## [SHORT EXERCISE]
Your task is to copy each line that has the word "value".

# # #

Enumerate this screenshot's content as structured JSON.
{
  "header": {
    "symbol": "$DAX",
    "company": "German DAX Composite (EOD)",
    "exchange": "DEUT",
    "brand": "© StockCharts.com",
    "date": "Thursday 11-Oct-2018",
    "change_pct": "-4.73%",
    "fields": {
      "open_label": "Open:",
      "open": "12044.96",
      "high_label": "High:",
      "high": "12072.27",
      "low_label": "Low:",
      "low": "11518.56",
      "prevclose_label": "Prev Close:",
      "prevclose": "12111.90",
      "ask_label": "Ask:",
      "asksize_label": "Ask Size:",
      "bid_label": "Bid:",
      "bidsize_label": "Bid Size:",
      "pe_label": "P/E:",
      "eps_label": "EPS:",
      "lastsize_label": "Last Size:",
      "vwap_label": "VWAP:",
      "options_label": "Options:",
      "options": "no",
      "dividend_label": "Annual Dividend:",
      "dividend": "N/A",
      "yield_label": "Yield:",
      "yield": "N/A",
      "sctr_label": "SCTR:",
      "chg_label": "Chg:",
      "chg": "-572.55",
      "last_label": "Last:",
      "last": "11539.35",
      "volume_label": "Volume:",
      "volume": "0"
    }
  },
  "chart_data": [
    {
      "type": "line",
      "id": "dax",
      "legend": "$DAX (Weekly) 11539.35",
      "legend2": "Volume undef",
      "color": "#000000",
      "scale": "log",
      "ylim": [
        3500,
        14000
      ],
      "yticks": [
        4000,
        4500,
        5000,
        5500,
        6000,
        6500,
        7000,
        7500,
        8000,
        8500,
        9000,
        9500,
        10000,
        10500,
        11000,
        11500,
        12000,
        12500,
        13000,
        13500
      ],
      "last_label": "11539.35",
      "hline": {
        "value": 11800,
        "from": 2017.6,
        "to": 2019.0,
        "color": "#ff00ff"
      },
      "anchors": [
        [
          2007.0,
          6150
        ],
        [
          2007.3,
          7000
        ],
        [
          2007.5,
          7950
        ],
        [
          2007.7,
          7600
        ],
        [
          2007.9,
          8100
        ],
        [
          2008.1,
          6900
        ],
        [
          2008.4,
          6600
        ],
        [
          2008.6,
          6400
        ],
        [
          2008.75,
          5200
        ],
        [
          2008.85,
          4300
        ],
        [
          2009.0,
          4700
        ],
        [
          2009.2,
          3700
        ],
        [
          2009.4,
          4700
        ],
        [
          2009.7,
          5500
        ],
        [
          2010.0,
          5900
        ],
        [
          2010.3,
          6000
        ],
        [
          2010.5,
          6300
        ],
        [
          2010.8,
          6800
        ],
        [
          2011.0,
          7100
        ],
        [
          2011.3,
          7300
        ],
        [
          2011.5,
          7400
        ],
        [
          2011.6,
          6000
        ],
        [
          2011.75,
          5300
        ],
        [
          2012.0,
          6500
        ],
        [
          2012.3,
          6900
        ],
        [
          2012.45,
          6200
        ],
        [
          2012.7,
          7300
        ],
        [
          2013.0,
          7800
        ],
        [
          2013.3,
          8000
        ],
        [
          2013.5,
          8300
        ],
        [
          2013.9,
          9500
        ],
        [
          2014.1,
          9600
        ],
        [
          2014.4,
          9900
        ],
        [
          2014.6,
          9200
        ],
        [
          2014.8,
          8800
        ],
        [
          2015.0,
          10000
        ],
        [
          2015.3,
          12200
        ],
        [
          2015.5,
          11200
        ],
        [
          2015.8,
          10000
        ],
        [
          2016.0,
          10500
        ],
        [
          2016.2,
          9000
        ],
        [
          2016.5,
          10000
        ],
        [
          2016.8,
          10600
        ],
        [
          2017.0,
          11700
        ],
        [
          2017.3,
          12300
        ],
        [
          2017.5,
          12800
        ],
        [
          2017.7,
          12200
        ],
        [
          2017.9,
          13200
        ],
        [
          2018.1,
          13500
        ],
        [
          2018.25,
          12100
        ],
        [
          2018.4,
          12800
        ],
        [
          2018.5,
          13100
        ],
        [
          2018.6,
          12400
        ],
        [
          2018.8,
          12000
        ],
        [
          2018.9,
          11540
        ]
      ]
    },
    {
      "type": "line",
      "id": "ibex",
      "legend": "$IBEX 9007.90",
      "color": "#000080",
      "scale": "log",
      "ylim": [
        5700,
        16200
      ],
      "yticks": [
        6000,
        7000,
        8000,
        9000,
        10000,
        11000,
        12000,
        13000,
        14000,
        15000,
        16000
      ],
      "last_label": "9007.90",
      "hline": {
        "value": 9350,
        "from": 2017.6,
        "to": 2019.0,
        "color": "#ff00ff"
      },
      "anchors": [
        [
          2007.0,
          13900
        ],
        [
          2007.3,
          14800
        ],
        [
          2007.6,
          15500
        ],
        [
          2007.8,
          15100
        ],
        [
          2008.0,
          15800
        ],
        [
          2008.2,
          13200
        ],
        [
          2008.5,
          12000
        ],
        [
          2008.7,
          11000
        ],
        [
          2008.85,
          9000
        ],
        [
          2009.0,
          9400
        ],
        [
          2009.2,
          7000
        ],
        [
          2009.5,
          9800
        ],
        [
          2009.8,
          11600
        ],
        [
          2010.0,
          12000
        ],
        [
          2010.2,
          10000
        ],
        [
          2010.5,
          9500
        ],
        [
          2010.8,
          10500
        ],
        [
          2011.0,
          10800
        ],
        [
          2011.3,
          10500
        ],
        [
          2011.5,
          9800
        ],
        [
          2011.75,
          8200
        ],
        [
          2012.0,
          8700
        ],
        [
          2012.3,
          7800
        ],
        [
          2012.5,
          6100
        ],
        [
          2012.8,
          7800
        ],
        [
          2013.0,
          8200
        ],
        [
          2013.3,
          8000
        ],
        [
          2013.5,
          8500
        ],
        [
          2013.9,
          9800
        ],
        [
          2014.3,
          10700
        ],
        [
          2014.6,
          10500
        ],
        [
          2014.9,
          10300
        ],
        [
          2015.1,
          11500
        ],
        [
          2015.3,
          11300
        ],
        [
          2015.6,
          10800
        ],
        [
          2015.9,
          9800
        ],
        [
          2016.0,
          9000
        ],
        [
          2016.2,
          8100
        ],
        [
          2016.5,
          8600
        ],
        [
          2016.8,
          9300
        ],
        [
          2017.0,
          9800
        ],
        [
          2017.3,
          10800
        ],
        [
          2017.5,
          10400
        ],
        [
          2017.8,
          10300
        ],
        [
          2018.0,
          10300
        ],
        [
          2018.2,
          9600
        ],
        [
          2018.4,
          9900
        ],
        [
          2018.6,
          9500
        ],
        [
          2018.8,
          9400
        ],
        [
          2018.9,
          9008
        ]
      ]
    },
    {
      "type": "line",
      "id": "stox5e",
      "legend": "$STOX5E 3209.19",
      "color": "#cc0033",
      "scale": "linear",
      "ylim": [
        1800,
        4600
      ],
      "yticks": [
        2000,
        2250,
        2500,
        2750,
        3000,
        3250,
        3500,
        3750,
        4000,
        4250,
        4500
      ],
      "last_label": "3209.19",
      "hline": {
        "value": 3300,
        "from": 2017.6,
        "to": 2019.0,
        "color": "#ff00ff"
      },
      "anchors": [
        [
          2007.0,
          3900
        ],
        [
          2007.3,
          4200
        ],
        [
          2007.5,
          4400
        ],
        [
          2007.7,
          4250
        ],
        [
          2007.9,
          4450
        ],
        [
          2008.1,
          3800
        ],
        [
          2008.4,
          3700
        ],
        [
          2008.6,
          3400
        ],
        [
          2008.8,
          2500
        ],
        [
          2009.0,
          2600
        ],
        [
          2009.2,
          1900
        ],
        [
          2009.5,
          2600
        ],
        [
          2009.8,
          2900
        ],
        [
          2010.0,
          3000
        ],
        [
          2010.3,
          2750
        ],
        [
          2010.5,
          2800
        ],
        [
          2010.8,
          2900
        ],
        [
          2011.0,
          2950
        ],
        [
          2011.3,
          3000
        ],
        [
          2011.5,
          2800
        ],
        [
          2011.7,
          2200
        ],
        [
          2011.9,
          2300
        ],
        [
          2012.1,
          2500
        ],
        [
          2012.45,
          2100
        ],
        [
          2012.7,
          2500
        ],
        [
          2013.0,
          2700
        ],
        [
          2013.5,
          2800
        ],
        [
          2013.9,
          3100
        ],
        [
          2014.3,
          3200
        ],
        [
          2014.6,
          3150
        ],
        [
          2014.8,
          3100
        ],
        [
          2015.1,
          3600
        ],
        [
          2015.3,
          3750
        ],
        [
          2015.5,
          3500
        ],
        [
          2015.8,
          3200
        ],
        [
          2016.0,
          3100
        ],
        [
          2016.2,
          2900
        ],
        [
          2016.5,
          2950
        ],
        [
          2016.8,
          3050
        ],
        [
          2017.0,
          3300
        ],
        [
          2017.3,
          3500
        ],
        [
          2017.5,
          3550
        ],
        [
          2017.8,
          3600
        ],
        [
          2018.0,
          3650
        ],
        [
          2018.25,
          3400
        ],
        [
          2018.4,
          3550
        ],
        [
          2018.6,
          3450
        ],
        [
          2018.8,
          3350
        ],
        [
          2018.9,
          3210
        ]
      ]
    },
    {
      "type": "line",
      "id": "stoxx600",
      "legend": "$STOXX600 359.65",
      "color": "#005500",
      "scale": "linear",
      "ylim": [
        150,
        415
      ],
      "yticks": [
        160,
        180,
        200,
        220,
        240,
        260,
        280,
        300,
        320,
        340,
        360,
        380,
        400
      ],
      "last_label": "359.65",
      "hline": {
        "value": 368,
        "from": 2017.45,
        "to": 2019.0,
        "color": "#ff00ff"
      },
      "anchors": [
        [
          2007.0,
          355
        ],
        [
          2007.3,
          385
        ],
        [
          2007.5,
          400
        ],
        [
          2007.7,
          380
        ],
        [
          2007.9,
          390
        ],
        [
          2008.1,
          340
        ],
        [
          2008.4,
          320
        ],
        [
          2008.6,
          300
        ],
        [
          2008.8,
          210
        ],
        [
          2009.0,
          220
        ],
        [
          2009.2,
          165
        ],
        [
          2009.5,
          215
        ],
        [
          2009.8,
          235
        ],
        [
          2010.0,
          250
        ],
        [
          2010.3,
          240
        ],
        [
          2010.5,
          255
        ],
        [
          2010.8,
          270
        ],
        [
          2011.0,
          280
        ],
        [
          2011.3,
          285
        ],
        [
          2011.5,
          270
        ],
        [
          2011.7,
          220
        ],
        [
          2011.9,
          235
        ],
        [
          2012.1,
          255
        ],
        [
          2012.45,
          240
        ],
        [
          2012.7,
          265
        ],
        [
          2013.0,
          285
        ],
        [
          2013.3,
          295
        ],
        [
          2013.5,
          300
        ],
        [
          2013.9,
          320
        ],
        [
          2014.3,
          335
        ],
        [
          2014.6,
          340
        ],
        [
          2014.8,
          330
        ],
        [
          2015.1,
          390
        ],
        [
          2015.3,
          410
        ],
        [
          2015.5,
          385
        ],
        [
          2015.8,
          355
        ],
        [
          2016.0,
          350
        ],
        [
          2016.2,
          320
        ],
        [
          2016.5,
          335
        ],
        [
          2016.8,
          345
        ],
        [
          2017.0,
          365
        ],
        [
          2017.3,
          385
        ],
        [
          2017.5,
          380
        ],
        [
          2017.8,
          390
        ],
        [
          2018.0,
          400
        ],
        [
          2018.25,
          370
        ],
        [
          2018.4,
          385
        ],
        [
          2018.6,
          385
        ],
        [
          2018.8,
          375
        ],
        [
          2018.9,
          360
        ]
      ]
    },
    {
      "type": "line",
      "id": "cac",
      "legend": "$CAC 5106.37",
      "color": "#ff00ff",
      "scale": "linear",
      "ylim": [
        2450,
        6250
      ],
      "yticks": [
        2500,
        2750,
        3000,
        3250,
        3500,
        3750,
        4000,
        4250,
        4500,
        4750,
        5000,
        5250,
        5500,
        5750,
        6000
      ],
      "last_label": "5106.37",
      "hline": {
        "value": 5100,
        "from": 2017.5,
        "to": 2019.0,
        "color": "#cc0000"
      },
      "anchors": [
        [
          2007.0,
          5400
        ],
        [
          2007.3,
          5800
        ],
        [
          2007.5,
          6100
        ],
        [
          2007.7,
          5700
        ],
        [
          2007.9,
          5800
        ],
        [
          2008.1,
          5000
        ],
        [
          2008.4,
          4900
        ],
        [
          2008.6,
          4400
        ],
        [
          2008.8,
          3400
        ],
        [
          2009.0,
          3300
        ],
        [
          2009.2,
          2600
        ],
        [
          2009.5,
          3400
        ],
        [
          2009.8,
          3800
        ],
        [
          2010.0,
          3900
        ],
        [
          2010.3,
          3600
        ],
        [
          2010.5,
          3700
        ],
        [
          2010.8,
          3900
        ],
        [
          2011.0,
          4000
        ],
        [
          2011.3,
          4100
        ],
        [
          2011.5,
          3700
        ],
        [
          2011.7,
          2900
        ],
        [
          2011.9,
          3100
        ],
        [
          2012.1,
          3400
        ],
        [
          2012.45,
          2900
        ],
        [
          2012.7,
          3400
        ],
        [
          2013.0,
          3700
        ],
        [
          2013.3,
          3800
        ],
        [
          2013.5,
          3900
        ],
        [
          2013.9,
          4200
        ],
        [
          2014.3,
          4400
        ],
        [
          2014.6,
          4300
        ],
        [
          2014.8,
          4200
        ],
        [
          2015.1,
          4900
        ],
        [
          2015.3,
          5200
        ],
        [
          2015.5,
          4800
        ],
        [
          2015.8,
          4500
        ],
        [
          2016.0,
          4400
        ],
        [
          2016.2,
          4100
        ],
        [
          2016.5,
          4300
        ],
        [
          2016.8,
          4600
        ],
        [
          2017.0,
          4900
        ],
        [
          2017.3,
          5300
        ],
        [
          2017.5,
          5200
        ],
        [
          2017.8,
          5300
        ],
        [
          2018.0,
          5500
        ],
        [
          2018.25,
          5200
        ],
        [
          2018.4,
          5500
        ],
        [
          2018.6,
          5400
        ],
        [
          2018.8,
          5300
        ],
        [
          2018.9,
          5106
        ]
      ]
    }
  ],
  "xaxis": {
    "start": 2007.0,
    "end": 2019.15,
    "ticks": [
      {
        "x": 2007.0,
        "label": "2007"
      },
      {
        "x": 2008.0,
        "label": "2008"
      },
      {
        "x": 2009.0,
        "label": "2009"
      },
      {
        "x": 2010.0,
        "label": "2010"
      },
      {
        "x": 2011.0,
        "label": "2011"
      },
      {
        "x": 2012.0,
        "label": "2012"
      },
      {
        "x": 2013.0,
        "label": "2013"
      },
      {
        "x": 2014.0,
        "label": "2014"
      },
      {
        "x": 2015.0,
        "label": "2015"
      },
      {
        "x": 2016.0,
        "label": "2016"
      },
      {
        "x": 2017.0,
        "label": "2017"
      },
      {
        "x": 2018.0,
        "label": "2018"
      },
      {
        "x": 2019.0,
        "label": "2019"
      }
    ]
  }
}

# # #

## [SOLUTION BELOW]
        "value": 11800,
        "value": 9350,
        "value": 3300,
        "value": 368,
        "value": 5100,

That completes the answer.